_DIRECTION_
Exactly reproduce the line containing "OCR this image." together with every line after it, through the end of the entries, and give nothing more.

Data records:

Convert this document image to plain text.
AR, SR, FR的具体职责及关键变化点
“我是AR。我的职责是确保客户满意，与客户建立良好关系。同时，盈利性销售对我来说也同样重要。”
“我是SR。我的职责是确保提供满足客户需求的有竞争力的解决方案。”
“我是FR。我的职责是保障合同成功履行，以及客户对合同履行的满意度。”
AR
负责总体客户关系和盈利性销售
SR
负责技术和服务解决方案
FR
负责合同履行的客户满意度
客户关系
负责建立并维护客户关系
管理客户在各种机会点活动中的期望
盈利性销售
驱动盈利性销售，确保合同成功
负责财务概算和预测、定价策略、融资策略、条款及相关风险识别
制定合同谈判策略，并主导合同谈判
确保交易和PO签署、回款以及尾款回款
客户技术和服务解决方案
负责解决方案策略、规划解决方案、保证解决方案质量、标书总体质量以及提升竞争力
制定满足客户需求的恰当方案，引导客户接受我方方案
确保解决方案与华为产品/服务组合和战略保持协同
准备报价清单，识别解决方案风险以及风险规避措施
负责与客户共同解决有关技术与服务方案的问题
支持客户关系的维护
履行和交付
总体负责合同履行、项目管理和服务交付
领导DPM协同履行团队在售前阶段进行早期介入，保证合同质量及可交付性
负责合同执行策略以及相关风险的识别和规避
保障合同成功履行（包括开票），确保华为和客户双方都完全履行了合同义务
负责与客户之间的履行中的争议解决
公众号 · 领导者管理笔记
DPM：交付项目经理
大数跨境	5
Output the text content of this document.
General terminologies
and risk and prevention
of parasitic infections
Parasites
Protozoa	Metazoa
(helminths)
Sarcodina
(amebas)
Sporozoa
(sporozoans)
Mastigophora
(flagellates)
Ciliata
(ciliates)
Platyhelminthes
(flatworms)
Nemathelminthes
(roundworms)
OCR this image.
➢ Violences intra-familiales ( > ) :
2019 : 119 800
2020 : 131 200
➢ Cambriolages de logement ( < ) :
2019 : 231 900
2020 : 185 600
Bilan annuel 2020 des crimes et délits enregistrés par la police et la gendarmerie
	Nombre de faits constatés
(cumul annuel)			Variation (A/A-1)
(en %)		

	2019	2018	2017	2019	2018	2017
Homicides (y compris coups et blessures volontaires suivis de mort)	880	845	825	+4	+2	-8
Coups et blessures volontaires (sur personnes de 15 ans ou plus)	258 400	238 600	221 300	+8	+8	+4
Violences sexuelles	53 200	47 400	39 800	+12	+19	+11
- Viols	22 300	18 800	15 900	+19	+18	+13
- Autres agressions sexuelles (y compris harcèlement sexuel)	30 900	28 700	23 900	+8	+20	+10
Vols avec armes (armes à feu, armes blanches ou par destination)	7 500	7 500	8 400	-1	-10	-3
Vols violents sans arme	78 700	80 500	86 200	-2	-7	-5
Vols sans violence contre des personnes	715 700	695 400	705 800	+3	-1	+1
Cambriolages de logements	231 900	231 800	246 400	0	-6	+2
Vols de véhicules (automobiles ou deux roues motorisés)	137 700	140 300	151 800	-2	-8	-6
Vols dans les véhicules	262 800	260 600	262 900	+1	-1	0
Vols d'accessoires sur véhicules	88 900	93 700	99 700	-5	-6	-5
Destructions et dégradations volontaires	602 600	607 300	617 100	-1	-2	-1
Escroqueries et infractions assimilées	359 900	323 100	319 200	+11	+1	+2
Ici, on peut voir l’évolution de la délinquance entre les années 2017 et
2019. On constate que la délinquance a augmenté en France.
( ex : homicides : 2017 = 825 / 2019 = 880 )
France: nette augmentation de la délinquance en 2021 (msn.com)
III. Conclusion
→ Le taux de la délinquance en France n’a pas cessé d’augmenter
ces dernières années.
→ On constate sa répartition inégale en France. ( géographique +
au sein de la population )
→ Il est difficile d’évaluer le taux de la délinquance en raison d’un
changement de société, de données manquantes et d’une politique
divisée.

_ANSWER TO THIS TASK_
OCR this image.
➢ Violences intra-familiales ( > ) :
2019 : 119 800
2020 : 131 200
➢ Cambriolages de logement ( < ) :
2019 : 231 900
2020 : 185 600
Bilan annuel 2020 des crimes et délits enregistrés par la police et la gendarmerie
	Nombre de faits constatés
(cumul annuel)			Variation (A/A-1)
(en %)		

	2019	2018	2017	2019	2018	2017
Homicides (y compris coups et blessures volontaires suivis de mort)	880	845	825	+4	+2	-8
Coups et blessures volontaires (sur personnes de 15 ans ou plus)	258 400	238 600	221 300	+8	+8	+4
Violences sexuelles	53 200	47 400	39 800	+12	+19	+11
- Viols	22 300	18 800	15 900	+19	+18	+13
- Autres agressions sexuelles (y compris harcèlement sexuel)	30 900	28 700	23 900	+8	+20	+10
Vols avec armes (armes à feu, armes blanches ou par destination)	7 500	7 500	8 400	-1	-10	-3
Vols violents sans arme	78 700	80 500	86 200	-2	-7	-5
Vols sans violence contre des personnes	715 700	695 400	705 800	+3	-1	+1
Cambriolages de logements	231 900	231 800	246 400	0	-6	+2
Vols de véhicules (automobiles ou deux roues motorisés)	137 700	140 300	151 800	-2	-8	-6
Vols dans les véhicules	262 800	260 600	262 900	+1	-1	0
Vols d'accessoires sur véhicules	88 900	93 700	99 700	-5	-6	-5
Destructions et dégradations volontaires	602 600	607 300	617 100	-1	-2	-1
Escroqueries et infractions assimilées	359 900	323 100	319 200	+11	+1	+2
Ici, on peut voir l’évolution de la délinquance entre les années 2017 et
2019. On constate que la délinquance a augmenté en France.
( ex : homicides : 2017 = 825 / 2019 = 880 )
France: nette augmentation de la délinquance en 2021 (msn.com)
III. Conclusion
→ Le taux de la délinquance en France n’a pas cessé d’augmenter
ces dernières années.
→ On constate sa répartition inégale en France. ( géographique +
au sein de la population )
→ Il est difficile d’évaluer le taux de la délinquance en raison d’un
changement de société, de données manquantes et d’une politique
divisée.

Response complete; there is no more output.